(Aim):
Search the data below for the word "marker" and copy each line that holds it.

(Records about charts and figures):
---------------
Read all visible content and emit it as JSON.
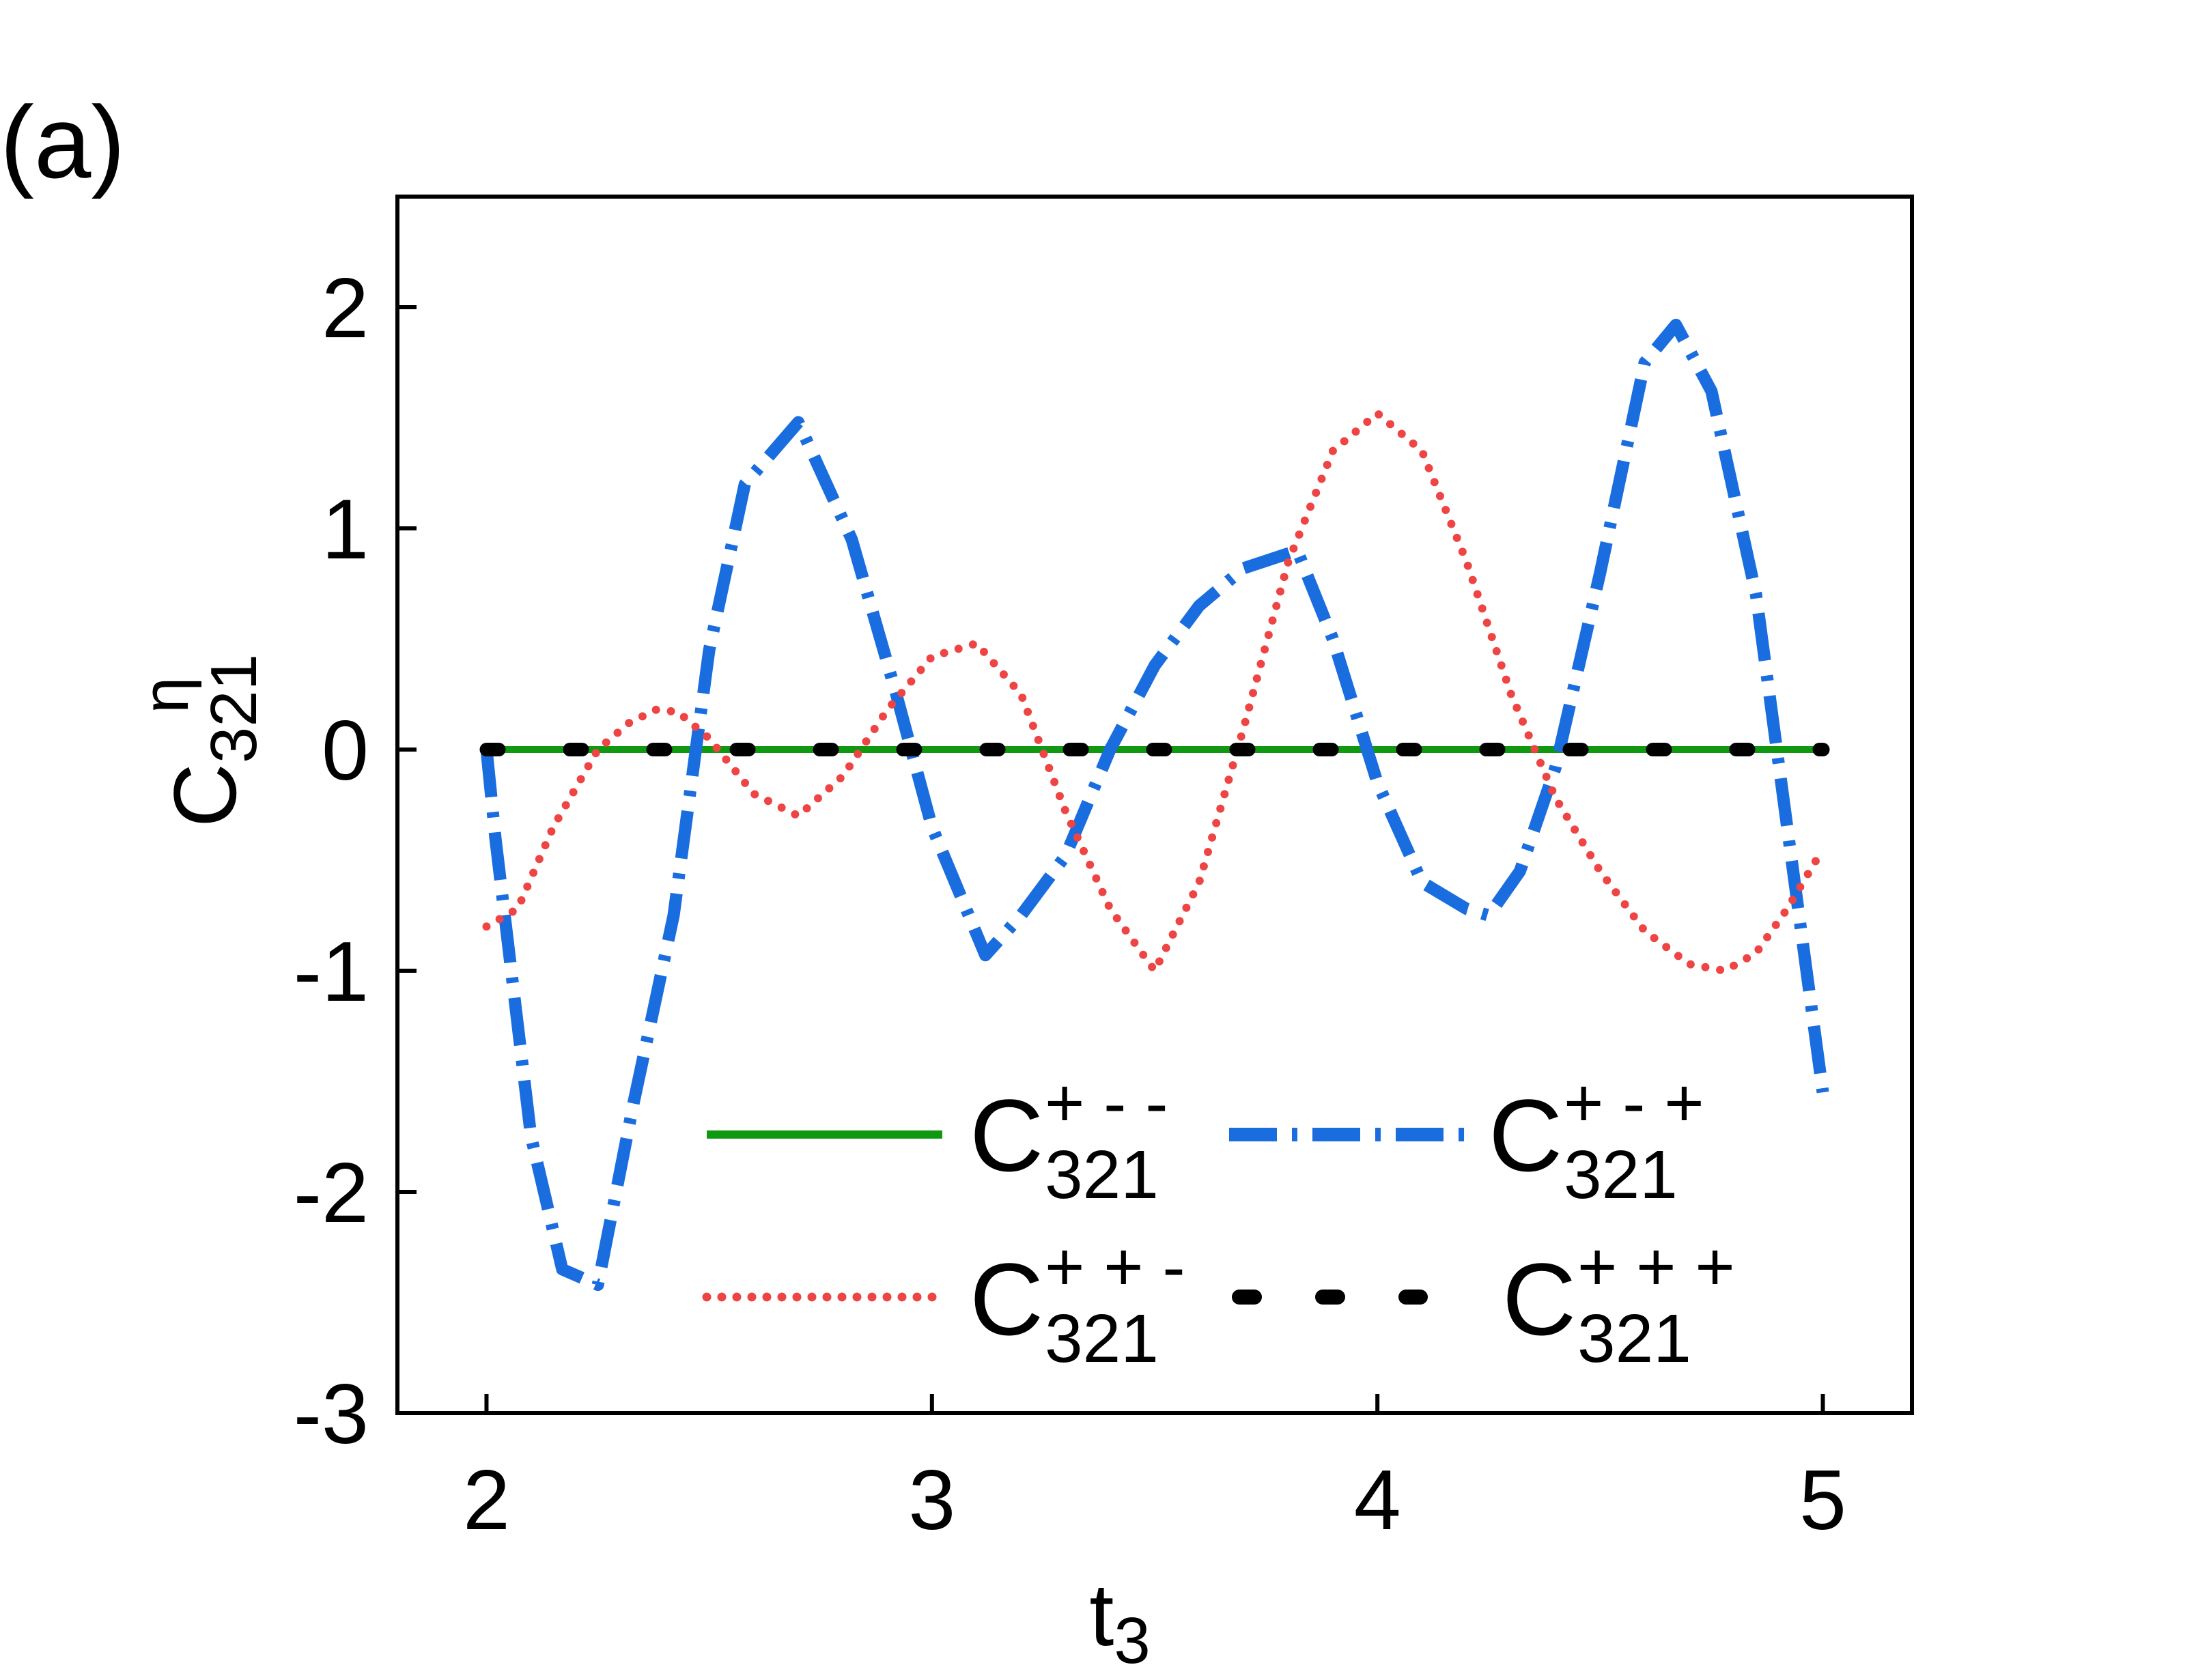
{
  "panel_label": "(a)",
  "chart_data": {
    "type": "line",
    "xlabel": {
      "base": "t",
      "sub": "3"
    },
    "ylabel": {
      "base": "C",
      "sup": "η",
      "sub": "321"
    },
    "xlim": [
      1.8,
      5.2
    ],
    "ylim": [
      -3,
      2.5
    ],
    "xticks": [
      2,
      3,
      4,
      5
    ],
    "xtick_labels": [
      "2",
      "3",
      "4",
      "5"
    ],
    "yticks": [
      -3,
      -2,
      -1,
      0,
      1,
      2
    ],
    "ytick_labels": [
      "-3",
      "-2",
      "-1",
      "0",
      "1",
      "2"
    ],
    "grid": false,
    "legend_position": "lower-center",
    "series": [
      {
        "id": "mm",
        "label": {
          "base": "C",
          "sup": "+ - -",
          "sub": "321"
        },
        "color": "#109910",
        "style": "solid",
        "x": [
          2.0,
          5.0
        ],
        "y": [
          0,
          0
        ]
      },
      {
        "id": "mp",
        "label": {
          "base": "C",
          "sup": "+ - +",
          "sub": "321"
        },
        "color": "#1a6ddf",
        "style": "dashdot",
        "x": [
          2.0,
          2.02,
          2.1,
          2.17,
          2.25,
          2.33,
          2.42,
          2.5,
          2.58,
          2.7,
          2.82,
          2.92,
          3.0,
          3.12,
          3.2,
          3.3,
          3.4,
          3.5,
          3.6,
          3.7,
          3.82,
          3.9,
          4.0,
          4.1,
          4.2,
          4.25,
          4.32,
          4.4,
          4.5,
          4.6,
          4.67,
          4.75,
          4.85,
          4.92,
          5.0
        ],
        "y": [
          0.0,
          -0.4,
          -1.75,
          -2.35,
          -2.42,
          -1.6,
          -0.75,
          0.45,
          1.2,
          1.48,
          0.95,
          0.25,
          -0.35,
          -0.93,
          -0.75,
          -0.48,
          0.0,
          0.38,
          0.65,
          0.82,
          0.9,
          0.5,
          -0.15,
          -0.6,
          -0.72,
          -0.75,
          -0.55,
          -0.08,
          0.8,
          1.75,
          1.92,
          1.62,
          0.7,
          -0.35,
          -1.55
        ]
      },
      {
        "id": "pm",
        "label": {
          "base": "C",
          "sup": "+ + -",
          "sub": "321"
        },
        "color": "#ee4444",
        "style": "dotted",
        "x": [
          2.0,
          2.07,
          2.15,
          2.25,
          2.32,
          2.38,
          2.43,
          2.5,
          2.6,
          2.7,
          2.8,
          2.9,
          3.0,
          3.1,
          3.2,
          3.3,
          3.4,
          3.5,
          3.6,
          3.7,
          3.8,
          3.9,
          4.0,
          4.1,
          4.2,
          4.3,
          4.4,
          4.5,
          4.6,
          4.7,
          4.78,
          4.85,
          4.92,
          5.0
        ],
        "y": [
          -0.8,
          -0.72,
          -0.35,
          0.0,
          0.12,
          0.18,
          0.17,
          0.05,
          -0.2,
          -0.3,
          -0.12,
          0.18,
          0.42,
          0.48,
          0.25,
          -0.28,
          -0.72,
          -1.0,
          -0.6,
          0.1,
          0.85,
          1.35,
          1.52,
          1.35,
          0.85,
          0.25,
          -0.22,
          -0.55,
          -0.82,
          -0.97,
          -1.0,
          -0.92,
          -0.72,
          -0.45
        ]
      },
      {
        "id": "pp",
        "label": {
          "base": "C",
          "sup": "+ + +",
          "sub": "321"
        },
        "color": "#000000",
        "style": "dashed-thick",
        "x": [
          2.0,
          5.0
        ],
        "y": [
          0,
          0
        ]
      }
    ]
  }
}
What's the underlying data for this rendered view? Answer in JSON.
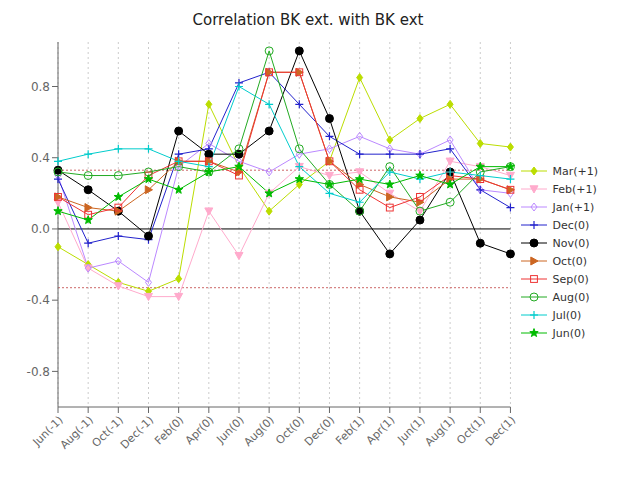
{
  "chart_data": {
    "type": "line",
    "title": "Correlation BK ext. with BK ext",
    "categories": [
      "Jun(-1)",
      "Aug(-1)",
      "Oct(-1)",
      "Dec(-1)",
      "Feb(0)",
      "Apr(0)",
      "Jun(0)",
      "Aug(0)",
      "Oct(0)",
      "Dec(0)",
      "Feb(1)",
      "Apr(1)",
      "Jun(1)",
      "Aug(1)",
      "Oct(1)",
      "Dec(1)"
    ],
    "ylim": [
      -1.0,
      1.05
    ],
    "yticks": [
      -0.8,
      -0.4,
      {
        "value": 0.0,
        "label": "0.0"
      },
      0.4,
      0.8
    ],
    "hlines": [
      -0.33,
      0,
      0.33
    ],
    "grid": "x",
    "legend": "right",
    "series": [
      {
        "name": "Mar(+1)",
        "color": "#bbdd00",
        "marker": "diamond",
        "values": [
          -0.1,
          -0.2,
          -0.3,
          -0.35,
          -0.28,
          0.7,
          0.35,
          0.1,
          0.25,
          0.38,
          0.85,
          0.5,
          0.62,
          0.7,
          0.48,
          0.46
        ]
      },
      {
        "name": "Feb(+1)",
        "color": "#ffaacc",
        "marker": "triangle-down",
        "values": [
          0.15,
          -0.22,
          -0.32,
          -0.38,
          -0.38,
          0.1,
          -0.15,
          0.2,
          0.35,
          0.3,
          0.32,
          0.2,
          0.1,
          0.38,
          0.35,
          0.3
        ]
      },
      {
        "name": "Jan(+1)",
        "color": "#bb88ff",
        "marker": "diamond-open",
        "values": [
          0.3,
          -0.22,
          -0.18,
          -0.3,
          0.35,
          0.48,
          0.38,
          0.32,
          0.42,
          0.45,
          0.52,
          0.45,
          0.42,
          0.5,
          0.22,
          0.2
        ]
      },
      {
        "name": "Dec(0)",
        "color": "#2222cc",
        "marker": "plus",
        "values": [
          0.28,
          -0.08,
          -0.04,
          -0.06,
          0.42,
          0.45,
          0.82,
          0.88,
          0.7,
          0.52,
          0.42,
          0.42,
          0.42,
          0.45,
          0.22,
          0.12
        ]
      },
      {
        "name": "Nov(0)",
        "color": "#000000",
        "marker": "circle",
        "values": [
          0.33,
          0.22,
          0.1,
          -0.04,
          0.55,
          0.42,
          0.42,
          0.55,
          1.0,
          0.62,
          0.1,
          -0.14,
          0.05,
          0.32,
          -0.08,
          -0.14
        ]
      },
      {
        "name": "Oct(0)",
        "color": "#cc6622",
        "marker": "triangle-right",
        "values": [
          0.18,
          0.12,
          0.1,
          0.22,
          0.38,
          0.38,
          0.32,
          0.88,
          0.88,
          0.38,
          0.25,
          0.18,
          0.15,
          0.28,
          0.28,
          0.22
        ]
      },
      {
        "name": "Sep(0)",
        "color": "#ee3333",
        "marker": "square-open",
        "values": [
          0.18,
          0.08,
          0.12,
          0.3,
          0.38,
          0.38,
          0.3,
          0.88,
          0.88,
          0.38,
          0.22,
          0.12,
          0.18,
          0.3,
          0.28,
          0.22
        ]
      },
      {
        "name": "Aug(0)",
        "color": "#22aa22",
        "marker": "circle-open",
        "values": [
          0.32,
          0.3,
          0.3,
          0.32,
          0.35,
          0.32,
          0.45,
          1.0,
          0.45,
          0.25,
          0.1,
          0.35,
          0.1,
          0.15,
          0.32,
          0.35
        ]
      },
      {
        "name": "Jul(0)",
        "color": "#00cccc",
        "marker": "plus",
        "values": [
          0.38,
          0.42,
          0.45,
          0.45,
          0.38,
          0.35,
          0.8,
          0.7,
          0.35,
          0.2,
          0.15,
          0.32,
          0.28,
          0.32,
          0.3,
          0.28
        ]
      },
      {
        "name": "Jun(0)",
        "color": "#00bb00",
        "marker": "star",
        "values": [
          0.1,
          0.05,
          0.18,
          0.28,
          0.22,
          0.32,
          0.35,
          0.2,
          0.28,
          0.25,
          0.28,
          0.25,
          0.3,
          0.25,
          0.35,
          0.35
        ]
      }
    ]
  }
}
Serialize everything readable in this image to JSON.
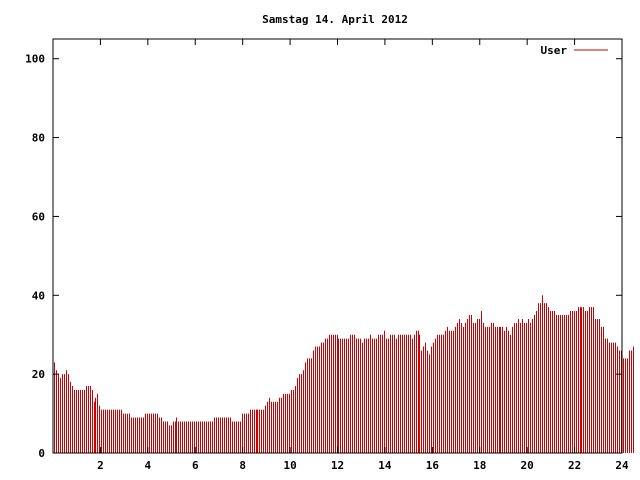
{
  "chart_data": {
    "type": "bar",
    "title": "Samstag 14. April 2012",
    "xlabel": "",
    "ylabel": "",
    "xlim": [
      0,
      24
    ],
    "ylim": [
      0,
      105
    ],
    "x_ticks": [
      "2",
      "4",
      "6",
      "8",
      "10",
      "12",
      "14",
      "16",
      "18",
      "20",
      "22",
      "24"
    ],
    "y_ticks": [
      "0",
      "20",
      "40",
      "60",
      "80",
      "100"
    ],
    "grid": false,
    "legend": {
      "position": "top-right"
    },
    "series": [
      {
        "name": "User",
        "color": "#cc0000",
        "interval_minutes": 5,
        "start_hour": 0,
        "values": [
          23,
          21,
          20,
          19,
          20,
          20,
          21,
          20,
          18,
          17,
          16,
          16,
          16,
          16,
          16,
          16,
          17,
          17,
          17,
          16,
          13,
          14,
          15,
          12,
          11,
          11,
          11,
          11,
          11,
          11,
          11,
          11,
          11,
          11,
          11,
          10,
          10,
          10,
          10,
          9,
          9,
          9,
          9,
          9,
          9,
          9,
          10,
          10,
          10,
          10,
          10,
          10,
          10,
          9,
          9,
          8,
          8,
          8,
          7,
          7,
          8,
          8,
          9,
          8,
          8,
          8,
          8,
          8,
          8,
          8,
          8,
          8,
          8,
          8,
          8,
          8,
          8,
          8,
          8,
          8,
          8,
          9,
          9,
          9,
          9,
          9,
          9,
          9,
          9,
          9,
          8,
          8,
          8,
          8,
          8,
          10,
          10,
          10,
          10,
          11,
          11,
          11,
          11,
          11,
          11,
          11,
          11,
          12,
          13,
          14,
          13,
          13,
          13,
          13,
          14,
          14,
          15,
          15,
          15,
          15,
          16,
          16,
          17,
          19,
          20,
          20,
          21,
          23,
          24,
          24,
          24,
          26,
          27,
          27,
          27,
          28,
          28,
          29,
          29,
          30,
          30,
          30,
          30,
          30,
          29,
          29,
          29,
          29,
          29,
          29,
          30,
          30,
          30,
          29,
          29,
          29,
          28,
          29,
          29,
          29,
          30,
          29,
          29,
          29,
          30,
          30,
          30,
          31,
          29,
          29,
          30,
          30,
          30,
          29,
          30,
          30,
          30,
          30,
          30,
          30,
          30,
          29,
          30,
          31,
          31,
          30,
          26,
          27,
          28,
          26,
          25,
          27,
          28,
          29,
          30,
          30,
          30,
          30,
          31,
          32,
          31,
          31,
          31,
          32,
          33,
          34,
          33,
          32,
          33,
          34,
          35,
          35,
          33,
          33,
          34,
          34,
          36,
          33,
          32,
          32,
          32,
          33,
          33,
          32,
          32,
          32,
          32,
          32,
          31,
          32,
          31,
          30,
          32,
          33,
          33,
          34,
          33,
          34,
          33,
          33,
          34,
          33,
          34,
          35,
          36,
          38,
          38,
          40,
          38,
          38,
          37,
          36,
          36,
          36,
          35,
          35,
          35,
          35,
          35,
          35,
          35,
          36,
          36,
          36,
          36,
          37,
          37,
          37,
          37,
          36,
          36,
          37,
          37,
          37,
          34,
          34,
          34,
          32,
          32,
          29,
          29,
          28,
          28,
          28,
          28,
          27,
          26,
          26,
          24,
          24,
          24,
          26,
          26,
          27
        ]
      }
    ]
  }
}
---------------
(Right answer):
        "marker": "diamond",
        "marker": "triangle-down",
        "marker": "diamond-open",
        "marker": "plus",
        "marker": "circle",
        "marker": "triangle-right",
        "marker": "square-open",
        "marker": "circle-open",
        "marker": "plus",
        "marker": "star",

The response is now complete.